Assigned task: Repeat the entries below in full, with every character unchanged.

(Stored data entries)
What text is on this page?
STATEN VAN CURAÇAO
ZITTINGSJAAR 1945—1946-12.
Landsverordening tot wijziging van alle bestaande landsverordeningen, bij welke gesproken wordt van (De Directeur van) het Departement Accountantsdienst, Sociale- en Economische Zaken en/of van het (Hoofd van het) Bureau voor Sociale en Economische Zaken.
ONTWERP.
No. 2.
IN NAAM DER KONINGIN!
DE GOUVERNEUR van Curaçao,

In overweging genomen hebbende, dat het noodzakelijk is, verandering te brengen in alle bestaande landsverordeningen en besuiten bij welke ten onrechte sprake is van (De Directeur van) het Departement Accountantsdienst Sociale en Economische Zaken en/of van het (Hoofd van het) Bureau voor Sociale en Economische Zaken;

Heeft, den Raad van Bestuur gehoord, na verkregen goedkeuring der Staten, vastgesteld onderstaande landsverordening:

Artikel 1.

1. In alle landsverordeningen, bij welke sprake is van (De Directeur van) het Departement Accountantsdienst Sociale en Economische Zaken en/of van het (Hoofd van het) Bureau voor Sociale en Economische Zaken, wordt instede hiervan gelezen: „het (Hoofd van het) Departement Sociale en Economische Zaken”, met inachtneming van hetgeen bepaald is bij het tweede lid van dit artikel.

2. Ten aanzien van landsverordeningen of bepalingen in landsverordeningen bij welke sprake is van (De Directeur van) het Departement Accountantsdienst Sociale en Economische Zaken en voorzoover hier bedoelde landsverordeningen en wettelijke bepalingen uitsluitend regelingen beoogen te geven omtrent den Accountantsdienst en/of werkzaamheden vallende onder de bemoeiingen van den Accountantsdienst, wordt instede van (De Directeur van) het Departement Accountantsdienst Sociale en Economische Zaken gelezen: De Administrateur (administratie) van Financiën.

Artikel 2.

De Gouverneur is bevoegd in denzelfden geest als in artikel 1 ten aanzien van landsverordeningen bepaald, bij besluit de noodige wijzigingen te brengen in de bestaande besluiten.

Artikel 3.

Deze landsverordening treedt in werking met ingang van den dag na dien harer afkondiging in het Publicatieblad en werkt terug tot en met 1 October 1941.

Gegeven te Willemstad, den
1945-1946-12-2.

Response:
What text is on this page?
STATEN VAN CURAÇAO
ZITTINGSJAAR 1945—1946-12.
Landsverordening tot wijziging van alle bestaande landsverordeningen, bij welke gesproken wordt van (De Directeur van) het Departement Accountantsdienst, Sociale- en Economische Zaken en/of van het (Hoofd van het) Bureau voor Sociale en Economische Zaken.
ONTWERP.
No. 2.
IN NAAM DER KONINGIN!
DE GOUVERNEUR van Curaçao,

In overweging genomen hebbende, dat het noodzakelijk is, verandering te brengen in alle bestaande landsverordeningen en besuiten bij welke ten onrechte sprake is van (De Directeur van) het Departement Accountantsdienst Sociale en Economische Zaken en/of van het (Hoofd van het) Bureau voor Sociale en Economische Zaken;

Heeft, den Raad van Bestuur gehoord, na verkregen goedkeuring der Staten, vastgesteld onderstaande landsverordening:

Artikel 1.

1. In alle landsverordeningen, bij welke sprake is van (De Directeur van) het Departement Accountantsdienst Sociale en Economische Zaken en/of van het (Hoofd van het) Bureau voor Sociale en Economische Zaken, wordt instede hiervan gelezen: „het (Hoofd van het) Departement Sociale en Economische Zaken”, met inachtneming van hetgeen bepaald is bij het tweede lid van dit artikel.

2. Ten aanzien van landsverordeningen of bepalingen in landsverordeningen bij welke sprake is van (De Directeur van) het Departement Accountantsdienst Sociale en Economische Zaken en voorzoover hier bedoelde landsverordeningen en wettelijke bepalingen uitsluitend regelingen beoogen te geven omtrent den Accountantsdienst en/of werkzaamheden vallende onder de bemoeiingen van den Accountantsdienst, wordt instede van (De Directeur van) het Departement Accountantsdienst Sociale en Economische Zaken gelezen: De Administrateur (administratie) van Financiën.

Artikel 2.

De Gouverneur is bevoegd in denzelfden geest als in artikel 1 ten aanzien van landsverordeningen bepaald, bij besluit de noodige wijzigingen te brengen in de bestaande besluiten.

Artikel 3.

Deze landsverordening treedt in werking met ingang van den dag na dien harer afkondiging in het Publicatieblad en werkt terug tot en met 1 October 1941.

Gegeven te Willemstad, den
1945-1946-12-2.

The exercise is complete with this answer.